— BEGIN ROWS —
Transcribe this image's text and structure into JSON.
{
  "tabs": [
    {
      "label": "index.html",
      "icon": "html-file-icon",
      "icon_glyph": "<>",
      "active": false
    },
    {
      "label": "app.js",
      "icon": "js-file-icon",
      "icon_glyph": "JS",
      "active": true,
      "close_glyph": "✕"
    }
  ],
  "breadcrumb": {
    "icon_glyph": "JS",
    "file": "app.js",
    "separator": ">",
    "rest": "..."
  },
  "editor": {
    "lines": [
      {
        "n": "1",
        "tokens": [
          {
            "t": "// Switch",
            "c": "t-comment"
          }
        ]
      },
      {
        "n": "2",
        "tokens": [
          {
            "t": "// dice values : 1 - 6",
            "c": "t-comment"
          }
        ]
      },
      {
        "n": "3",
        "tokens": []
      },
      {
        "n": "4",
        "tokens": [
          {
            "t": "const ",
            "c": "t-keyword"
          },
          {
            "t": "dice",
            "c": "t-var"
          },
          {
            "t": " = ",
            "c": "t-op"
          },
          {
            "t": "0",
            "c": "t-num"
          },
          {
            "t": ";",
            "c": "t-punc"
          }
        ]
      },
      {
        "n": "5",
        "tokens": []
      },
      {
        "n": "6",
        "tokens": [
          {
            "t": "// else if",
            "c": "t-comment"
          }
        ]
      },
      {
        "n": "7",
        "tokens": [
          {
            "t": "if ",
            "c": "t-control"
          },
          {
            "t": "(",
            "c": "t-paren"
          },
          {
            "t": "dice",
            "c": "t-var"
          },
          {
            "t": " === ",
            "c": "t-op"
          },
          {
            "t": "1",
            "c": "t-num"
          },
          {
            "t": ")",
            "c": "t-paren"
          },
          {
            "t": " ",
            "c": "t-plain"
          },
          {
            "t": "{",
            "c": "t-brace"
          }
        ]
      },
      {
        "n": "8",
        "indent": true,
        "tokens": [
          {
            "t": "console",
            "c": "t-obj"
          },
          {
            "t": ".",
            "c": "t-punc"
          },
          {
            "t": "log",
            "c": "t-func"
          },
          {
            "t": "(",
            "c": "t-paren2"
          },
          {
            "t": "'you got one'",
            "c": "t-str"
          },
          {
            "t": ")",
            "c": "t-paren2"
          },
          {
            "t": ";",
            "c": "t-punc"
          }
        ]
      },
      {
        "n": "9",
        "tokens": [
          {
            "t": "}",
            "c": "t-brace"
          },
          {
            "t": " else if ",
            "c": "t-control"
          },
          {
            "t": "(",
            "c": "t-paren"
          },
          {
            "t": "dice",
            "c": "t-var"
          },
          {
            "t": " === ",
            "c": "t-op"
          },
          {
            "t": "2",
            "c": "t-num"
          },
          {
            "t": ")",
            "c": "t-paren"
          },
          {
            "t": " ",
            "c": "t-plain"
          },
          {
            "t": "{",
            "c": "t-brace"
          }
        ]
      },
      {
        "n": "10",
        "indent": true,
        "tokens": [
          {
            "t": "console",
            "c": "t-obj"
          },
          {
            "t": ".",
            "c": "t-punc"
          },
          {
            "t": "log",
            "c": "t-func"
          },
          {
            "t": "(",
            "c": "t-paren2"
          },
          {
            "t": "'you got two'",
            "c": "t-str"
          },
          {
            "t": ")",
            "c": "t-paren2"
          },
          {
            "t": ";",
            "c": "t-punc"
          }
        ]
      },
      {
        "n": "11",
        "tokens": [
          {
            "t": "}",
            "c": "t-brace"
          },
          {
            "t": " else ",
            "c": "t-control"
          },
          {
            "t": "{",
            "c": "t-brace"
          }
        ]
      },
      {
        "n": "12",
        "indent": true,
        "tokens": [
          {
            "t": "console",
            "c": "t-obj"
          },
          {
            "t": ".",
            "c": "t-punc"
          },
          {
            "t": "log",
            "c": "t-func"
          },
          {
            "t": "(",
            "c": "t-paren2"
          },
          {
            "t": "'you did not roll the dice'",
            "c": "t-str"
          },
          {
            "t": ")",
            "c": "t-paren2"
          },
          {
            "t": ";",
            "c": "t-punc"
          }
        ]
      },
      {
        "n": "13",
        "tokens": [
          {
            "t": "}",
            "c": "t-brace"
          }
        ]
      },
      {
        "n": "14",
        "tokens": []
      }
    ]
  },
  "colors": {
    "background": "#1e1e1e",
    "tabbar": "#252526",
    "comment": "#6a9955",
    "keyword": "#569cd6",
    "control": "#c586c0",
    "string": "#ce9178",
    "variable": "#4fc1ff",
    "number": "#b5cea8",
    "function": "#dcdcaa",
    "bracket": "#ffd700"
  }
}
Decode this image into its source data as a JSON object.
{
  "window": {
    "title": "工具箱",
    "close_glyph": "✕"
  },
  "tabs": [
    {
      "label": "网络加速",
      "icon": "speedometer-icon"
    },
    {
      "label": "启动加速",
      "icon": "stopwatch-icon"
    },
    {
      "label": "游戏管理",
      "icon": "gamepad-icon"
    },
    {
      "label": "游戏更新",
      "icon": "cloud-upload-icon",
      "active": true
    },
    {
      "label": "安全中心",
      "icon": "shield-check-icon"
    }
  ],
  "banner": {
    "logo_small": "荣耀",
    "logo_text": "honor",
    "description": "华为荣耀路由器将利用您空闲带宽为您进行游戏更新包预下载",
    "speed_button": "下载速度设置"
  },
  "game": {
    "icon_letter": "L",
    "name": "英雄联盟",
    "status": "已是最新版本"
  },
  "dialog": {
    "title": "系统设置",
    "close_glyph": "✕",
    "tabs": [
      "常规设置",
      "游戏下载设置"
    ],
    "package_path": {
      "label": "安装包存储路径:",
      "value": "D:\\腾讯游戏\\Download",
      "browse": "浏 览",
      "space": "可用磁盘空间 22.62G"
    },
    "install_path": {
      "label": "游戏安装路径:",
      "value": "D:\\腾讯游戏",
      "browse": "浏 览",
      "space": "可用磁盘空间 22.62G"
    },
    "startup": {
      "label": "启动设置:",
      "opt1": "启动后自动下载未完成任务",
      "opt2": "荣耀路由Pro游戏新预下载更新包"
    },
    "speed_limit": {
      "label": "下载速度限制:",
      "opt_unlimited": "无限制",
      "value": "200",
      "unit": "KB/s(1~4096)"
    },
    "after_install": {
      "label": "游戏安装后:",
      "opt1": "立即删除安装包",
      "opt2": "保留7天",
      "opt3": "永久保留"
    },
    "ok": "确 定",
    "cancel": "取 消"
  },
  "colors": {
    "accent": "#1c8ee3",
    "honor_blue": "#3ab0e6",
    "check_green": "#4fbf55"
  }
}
— END ROWS —
YOUR INSTRUCTIONS » Exactly reproduce all of the entries above.

WRITTEN ANSWER »
Transcribe this image's text and structure into JSON.
{
  "tabs": [
    {
      "label": "index.html",
      "icon": "html-file-icon",
      "icon_glyph": "<>",
      "active": false
    },
    {
      "label": "app.js",
      "icon": "js-file-icon",
      "icon_glyph": "JS",
      "active": true,
      "close_glyph": "✕"
    }
  ],
  "breadcrumb": {
    "icon_glyph": "JS",
    "file": "app.js",
    "separator": ">",
    "rest": "..."
  },
  "editor": {
    "lines": [
      {
        "n": "1",
        "tokens": [
          {
            "t": "// Switch",
            "c": "t-comment"
          }
        ]
      },
      {
        "n": "2",
        "tokens": [
          {
            "t": "// dice values : 1 - 6",
            "c": "t-comment"
          }
        ]
      },
      {
        "n": "3",
        "tokens": []
      },
      {
        "n": "4",
        "tokens": [
          {
            "t": "const ",
            "c": "t-keyword"
          },
          {
            "t": "dice",
            "c": "t-var"
          },
          {
            "t": " = ",
            "c": "t-op"
          },
          {
            "t": "0",
            "c": "t-num"
          },
          {
            "t": ";",
            "c": "t-punc"
          }
        ]
      },
      {
        "n": "5",
        "tokens": []
      },
      {
        "n": "6",
        "tokens": [
          {
            "t": "// else if",
            "c": "t-comment"
          }
        ]
      },
      {
        "n": "7",
        "tokens": [
          {
            "t": "if ",
            "c": "t-control"
          },
          {
            "t": "(",
            "c": "t-paren"
          },
          {
            "t": "dice",
            "c": "t-var"
          },
          {
            "t": " === ",
            "c": "t-op"
          },
          {
            "t": "1",
            "c": "t-num"
          },
          {
            "t": ")",
            "c": "t-paren"
          },
          {
            "t": " ",
            "c": "t-plain"
          },
          {
            "t": "{",
            "c": "t-brace"
          }
        ]
      },
      {
        "n": "8",
        "indent": true,
        "tokens": [
          {
            "t": "console",
            "c": "t-obj"
          },
          {
            "t": ".",
            "c": "t-punc"
          },
          {
            "t": "log",
            "c": "t-func"
          },
          {
            "t": "(",
            "c": "t-paren2"
          },
          {
            "t": "'you got one'",
            "c": "t-str"
          },
          {
            "t": ")",
            "c": "t-paren2"
          },
          {
            "t": ";",
            "c": "t-punc"
          }
        ]
      },
      {
        "n": "9",
        "tokens": [
          {
            "t": "}",
            "c": "t-brace"
          },
          {
            "t": " else if ",
            "c": "t-control"
          },
          {
            "t": "(",
            "c": "t-paren"
          },
          {
            "t": "dice",
            "c": "t-var"
          },
          {
            "t": " === ",
            "c": "t-op"
          },
          {
            "t": "2",
            "c": "t-num"
          },
          {
            "t": ")",
            "c": "t-paren"
          },
          {
            "t": " ",
            "c": "t-plain"
          },
          {
            "t": "{",
            "c": "t-brace"
          }
        ]
      },
      {
        "n": "10",
        "indent": true,
        "tokens": [
          {
            "t": "console",
            "c": "t-obj"
          },
          {
            "t": ".",
            "c": "t-punc"
          },
          {
            "t": "log",
            "c": "t-func"
          },
          {
            "t": "(",
            "c": "t-paren2"
          },
          {
            "t": "'you got two'",
            "c": "t-str"
          },
          {
            "t": ")",
            "c": "t-paren2"
          },
          {
            "t": ";",
            "c": "t-punc"
          }
        ]
      },
      {
        "n": "11",
        "tokens": [
          {
            "t": "}",
            "c": "t-brace"
          },
          {
            "t": " else ",
            "c": "t-control"
          },
          {
            "t": "{",
            "c": "t-brace"
          }
        ]
      },
      {
        "n": "12",
        "indent": true,
        "tokens": [
          {
            "t": "console",
            "c": "t-obj"
          },
          {
            "t": ".",
            "c": "t-punc"
          },
          {
            "t": "log",
            "c": "t-func"
          },
          {
            "t": "(",
            "c": "t-paren2"
          },
          {
            "t": "'you did not roll the dice'",
            "c": "t-str"
          },
          {
            "t": ")",
            "c": "t-paren2"
          },
          {
            "t": ";",
            "c": "t-punc"
          }
        ]
      },
      {
        "n": "13",
        "tokens": [
          {
            "t": "}",
            "c": "t-brace"
          }
        ]
      },
      {
        "n": "14",
        "tokens": []
      }
    ]
  },
  "colors": {
    "background": "#1e1e1e",
    "tabbar": "#252526",
    "comment": "#6a9955",
    "keyword": "#569cd6",
    "control": "#c586c0",
    "string": "#ce9178",
    "variable": "#4fc1ff",
    "number": "#b5cea8",
    "function": "#dcdcaa",
    "bracket": "#ffd700"
  }
}
Decode this image into its source data as a JSON object.
{
  "window": {
    "title": "工具箱",
    "close_glyph": "✕"
  },
  "tabs": [
    {
      "label": "网络加速",
      "icon": "speedometer-icon"
    },
    {
      "label": "启动加速",
      "icon": "stopwatch-icon"
    },
    {
      "label": "游戏管理",
      "icon": "gamepad-icon"
    },
    {
      "label": "游戏更新",
      "icon": "cloud-upload-icon",
      "active": true
    },
    {
      "label": "安全中心",
      "icon": "shield-check-icon"
    }
  ],
  "banner": {
    "logo_small": "荣耀",
    "logo_text": "honor",
    "description": "华为荣耀路由器将利用您空闲带宽为您进行游戏更新包预下载",
    "speed_button": "下载速度设置"
  },
  "game": {
    "icon_letter": "L",
    "name": "英雄联盟",
    "status": "已是最新版本"
  },
  "dialog": {
    "title": "系统设置",
    "close_glyph": "✕",
    "tabs": [
      "常规设置",
      "游戏下载设置"
    ],
    "package_path": {
      "label": "安装包存储路径:",
      "value": "D:\\腾讯游戏\\Download",
      "browse": "浏 览",
      "space": "可用磁盘空间 22.62G"
    },
    "install_path": {
      "label": "游戏安装路径:",
      "value": "D:\\腾讯游戏",
      "browse": "浏 览",
      "space": "可用磁盘空间 22.62G"
    },
    "startup": {
      "label": "启动设置:",
      "opt1": "启动后自动下载未完成任务",
      "opt2": "荣耀路由Pro游戏新预下载更新包"
    },
    "speed_limit": {
      "label": "下载速度限制:",
      "opt_unlimited": "无限制",
      "value": "200",
      "unit": "KB/s(1~4096)"
    },
    "after_install": {
      "label": "游戏安装后:",
      "opt1": "立即删除安装包",
      "opt2": "保留7天",
      "opt3": "永久保留"
    },
    "ok": "确 定",
    "cancel": "取 消"
  },
  "colors": {
    "accent": "#1c8ee3",
    "honor_blue": "#3ab0e6",
    "check_green": "#4fbf55"
  }
}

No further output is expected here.